■ AIM:
Please repeat all of the lines that follow, exactly as written.

— START OF LISTED RECORDS —

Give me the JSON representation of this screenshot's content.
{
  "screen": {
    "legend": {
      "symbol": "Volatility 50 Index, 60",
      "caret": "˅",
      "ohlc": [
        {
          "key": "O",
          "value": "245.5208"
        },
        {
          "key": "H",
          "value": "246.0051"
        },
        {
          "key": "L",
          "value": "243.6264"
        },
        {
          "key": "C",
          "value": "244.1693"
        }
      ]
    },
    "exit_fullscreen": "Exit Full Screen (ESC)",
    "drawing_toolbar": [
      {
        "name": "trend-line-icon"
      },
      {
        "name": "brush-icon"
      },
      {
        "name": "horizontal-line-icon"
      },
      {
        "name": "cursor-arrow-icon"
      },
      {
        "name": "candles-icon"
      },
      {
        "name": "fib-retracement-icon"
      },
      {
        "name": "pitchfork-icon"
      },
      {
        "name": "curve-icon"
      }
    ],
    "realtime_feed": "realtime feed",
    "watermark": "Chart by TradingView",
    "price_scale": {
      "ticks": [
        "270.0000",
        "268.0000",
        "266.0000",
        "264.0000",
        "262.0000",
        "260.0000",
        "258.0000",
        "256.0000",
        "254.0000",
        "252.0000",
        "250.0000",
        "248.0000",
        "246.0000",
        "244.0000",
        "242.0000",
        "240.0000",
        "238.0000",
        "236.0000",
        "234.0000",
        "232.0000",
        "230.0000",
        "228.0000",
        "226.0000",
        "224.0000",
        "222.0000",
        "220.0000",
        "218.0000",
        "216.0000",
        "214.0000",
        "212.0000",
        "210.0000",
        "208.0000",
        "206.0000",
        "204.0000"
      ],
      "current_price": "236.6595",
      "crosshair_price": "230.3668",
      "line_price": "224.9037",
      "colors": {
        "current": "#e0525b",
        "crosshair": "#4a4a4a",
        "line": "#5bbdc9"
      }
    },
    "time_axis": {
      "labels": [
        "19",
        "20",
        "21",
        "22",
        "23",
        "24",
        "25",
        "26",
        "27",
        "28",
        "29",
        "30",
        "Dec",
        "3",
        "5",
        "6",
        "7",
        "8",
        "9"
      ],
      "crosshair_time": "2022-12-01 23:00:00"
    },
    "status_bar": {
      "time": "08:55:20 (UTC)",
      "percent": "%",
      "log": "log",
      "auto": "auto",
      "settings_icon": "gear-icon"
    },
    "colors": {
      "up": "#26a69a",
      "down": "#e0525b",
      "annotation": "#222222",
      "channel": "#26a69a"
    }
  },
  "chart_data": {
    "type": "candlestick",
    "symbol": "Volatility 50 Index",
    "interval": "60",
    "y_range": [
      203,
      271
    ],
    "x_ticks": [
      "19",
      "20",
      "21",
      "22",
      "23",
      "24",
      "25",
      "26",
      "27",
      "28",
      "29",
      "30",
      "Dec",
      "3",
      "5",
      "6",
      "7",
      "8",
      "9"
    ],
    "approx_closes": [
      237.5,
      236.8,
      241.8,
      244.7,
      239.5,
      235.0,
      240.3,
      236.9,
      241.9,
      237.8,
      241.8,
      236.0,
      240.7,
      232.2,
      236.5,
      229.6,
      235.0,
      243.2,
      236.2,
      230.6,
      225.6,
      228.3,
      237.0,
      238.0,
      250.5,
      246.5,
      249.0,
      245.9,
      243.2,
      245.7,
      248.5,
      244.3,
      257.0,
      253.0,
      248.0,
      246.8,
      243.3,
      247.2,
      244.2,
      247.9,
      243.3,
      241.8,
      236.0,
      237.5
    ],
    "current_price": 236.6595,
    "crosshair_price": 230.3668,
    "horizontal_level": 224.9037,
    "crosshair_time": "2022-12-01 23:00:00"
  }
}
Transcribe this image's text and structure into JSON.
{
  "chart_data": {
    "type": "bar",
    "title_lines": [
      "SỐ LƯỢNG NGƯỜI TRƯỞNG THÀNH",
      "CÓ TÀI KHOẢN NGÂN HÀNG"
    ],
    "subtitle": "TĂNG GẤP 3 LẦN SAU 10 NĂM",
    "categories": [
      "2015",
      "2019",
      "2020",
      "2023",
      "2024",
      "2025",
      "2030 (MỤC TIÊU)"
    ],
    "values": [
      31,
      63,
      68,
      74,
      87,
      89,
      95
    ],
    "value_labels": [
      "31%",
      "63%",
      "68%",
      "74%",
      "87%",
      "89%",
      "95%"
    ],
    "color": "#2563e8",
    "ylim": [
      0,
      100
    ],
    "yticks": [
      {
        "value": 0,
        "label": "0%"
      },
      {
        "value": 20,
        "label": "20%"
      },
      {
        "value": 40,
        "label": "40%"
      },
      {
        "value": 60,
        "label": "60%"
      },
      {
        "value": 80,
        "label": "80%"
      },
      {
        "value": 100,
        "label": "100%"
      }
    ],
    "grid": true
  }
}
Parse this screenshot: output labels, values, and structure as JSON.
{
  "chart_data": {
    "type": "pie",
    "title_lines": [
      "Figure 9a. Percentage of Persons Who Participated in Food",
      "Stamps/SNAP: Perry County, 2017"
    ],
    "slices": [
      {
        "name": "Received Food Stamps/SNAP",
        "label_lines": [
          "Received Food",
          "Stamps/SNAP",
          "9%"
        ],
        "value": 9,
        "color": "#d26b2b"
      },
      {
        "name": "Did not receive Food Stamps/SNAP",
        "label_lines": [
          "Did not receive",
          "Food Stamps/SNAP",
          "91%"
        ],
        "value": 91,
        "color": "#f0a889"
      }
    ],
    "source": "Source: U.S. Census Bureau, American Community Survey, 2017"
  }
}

— END OF LISTED RECORDS —

■ REPLY:
Give me the JSON representation of this screenshot's content.
{
  "screen": {
    "legend": {
      "symbol": "Volatility 50 Index, 60",
      "caret": "˅",
      "ohlc": [
        {
          "key": "O",
          "value": "245.5208"
        },
        {
          "key": "H",
          "value": "246.0051"
        },
        {
          "key": "L",
          "value": "243.6264"
        },
        {
          "key": "C",
          "value": "244.1693"
        }
      ]
    },
    "exit_fullscreen": "Exit Full Screen (ESC)",
    "drawing_toolbar": [
      {
        "name": "trend-line-icon"
      },
      {
        "name": "brush-icon"
      },
      {
        "name": "horizontal-line-icon"
      },
      {
        "name": "cursor-arrow-icon"
      },
      {
        "name": "candles-icon"
      },
      {
        "name": "fib-retracement-icon"
      },
      {
        "name": "pitchfork-icon"
      },
      {
        "name": "curve-icon"
      }
    ],
    "realtime_feed": "realtime feed",
    "watermark": "Chart by TradingView",
    "price_scale": {
      "ticks": [
        "270.0000",
        "268.0000",
        "266.0000",
        "264.0000",
        "262.0000",
        "260.0000",
        "258.0000",
        "256.0000",
        "254.0000",
        "252.0000",
        "250.0000",
        "248.0000",
        "246.0000",
        "244.0000",
        "242.0000",
        "240.0000",
        "238.0000",
        "236.0000",
        "234.0000",
        "232.0000",
        "230.0000",
        "228.0000",
        "226.0000",
        "224.0000",
        "222.0000",
        "220.0000",
        "218.0000",
        "216.0000",
        "214.0000",
        "212.0000",
        "210.0000",
        "208.0000",
        "206.0000",
        "204.0000"
      ],
      "current_price": "236.6595",
      "crosshair_price": "230.3668",
      "line_price": "224.9037",
      "colors": {
        "current": "#e0525b",
        "crosshair": "#4a4a4a",
        "line": "#5bbdc9"
      }
    },
    "time_axis": {
      "labels": [
        "19",
        "20",
        "21",
        "22",
        "23",
        "24",
        "25",
        "26",
        "27",
        "28",
        "29",
        "30",
        "Dec",
        "3",
        "5",
        "6",
        "7",
        "8",
        "9"
      ],
      "crosshair_time": "2022-12-01 23:00:00"
    },
    "status_bar": {
      "time": "08:55:20 (UTC)",
      "percent": "%",
      "log": "log",
      "auto": "auto",
      "settings_icon": "gear-icon"
    },
    "colors": {
      "up": "#26a69a",
      "down": "#e0525b",
      "annotation": "#222222",
      "channel": "#26a69a"
    }
  },
  "chart_data": {
    "type": "candlestick",
    "symbol": "Volatility 50 Index",
    "interval": "60",
    "y_range": [
      203,
      271
    ],
    "x_ticks": [
      "19",
      "20",
      "21",
      "22",
      "23",
      "24",
      "25",
      "26",
      "27",
      "28",
      "29",
      "30",
      "Dec",
      "3",
      "5",
      "6",
      "7",
      "8",
      "9"
    ],
    "approx_closes": [
      237.5,
      236.8,
      241.8,
      244.7,
      239.5,
      235.0,
      240.3,
      236.9,
      241.9,
      237.8,
      241.8,
      236.0,
      240.7,
      232.2,
      236.5,
      229.6,
      235.0,
      243.2,
      236.2,
      230.6,
      225.6,
      228.3,
      237.0,
      238.0,
      250.5,
      246.5,
      249.0,
      245.9,
      243.2,
      245.7,
      248.5,
      244.3,
      257.0,
      253.0,
      248.0,
      246.8,
      243.3,
      247.2,
      244.2,
      247.9,
      243.3,
      241.8,
      236.0,
      237.5
    ],
    "current_price": 236.6595,
    "crosshair_price": 230.3668,
    "horizontal_level": 224.9037,
    "crosshair_time": "2022-12-01 23:00:00"
  }
}
Transcribe this image's text and structure into JSON.
{
  "chart_data": {
    "type": "bar",
    "title_lines": [
      "SỐ LƯỢNG NGƯỜI TRƯỞNG THÀNH",
      "CÓ TÀI KHOẢN NGÂN HÀNG"
    ],
    "subtitle": "TĂNG GẤP 3 LẦN SAU 10 NĂM",
    "categories": [
      "2015",
      "2019",
      "2020",
      "2023",
      "2024",
      "2025",
      "2030 (MỤC TIÊU)"
    ],
    "values": [
      31,
      63,
      68,
      74,
      87,
      89,
      95
    ],
    "value_labels": [
      "31%",
      "63%",
      "68%",
      "74%",
      "87%",
      "89%",
      "95%"
    ],
    "color": "#2563e8",
    "ylim": [
      0,
      100
    ],
    "yticks": [
      {
        "value": 0,
        "label": "0%"
      },
      {
        "value": 20,
        "label": "20%"
      },
      {
        "value": 40,
        "label": "40%"
      },
      {
        "value": 60,
        "label": "60%"
      },
      {
        "value": 80,
        "label": "80%"
      },
      {
        "value": 100,
        "label": "100%"
      }
    ],
    "grid": true
  }
}
Parse this screenshot: output labels, values, and structure as JSON.
{
  "chart_data": {
    "type": "pie",
    "title_lines": [
      "Figure 9a. Percentage of Persons Who Participated in Food",
      "Stamps/SNAP: Perry County, 2017"
    ],
    "slices": [
      {
        "name": "Received Food Stamps/SNAP",
        "label_lines": [
          "Received Food",
          "Stamps/SNAP",
          "9%"
        ],
        "value": 9,
        "color": "#d26b2b"
      },
      {
        "name": "Did not receive Food Stamps/SNAP",
        "label_lines": [
          "Did not receive",
          "Food Stamps/SNAP",
          "91%"
        ],
        "value": 91,
        "color": "#f0a889"
      }
    ],
    "source": "Source: U.S. Census Bureau, American Community Survey, 2017"
  }
}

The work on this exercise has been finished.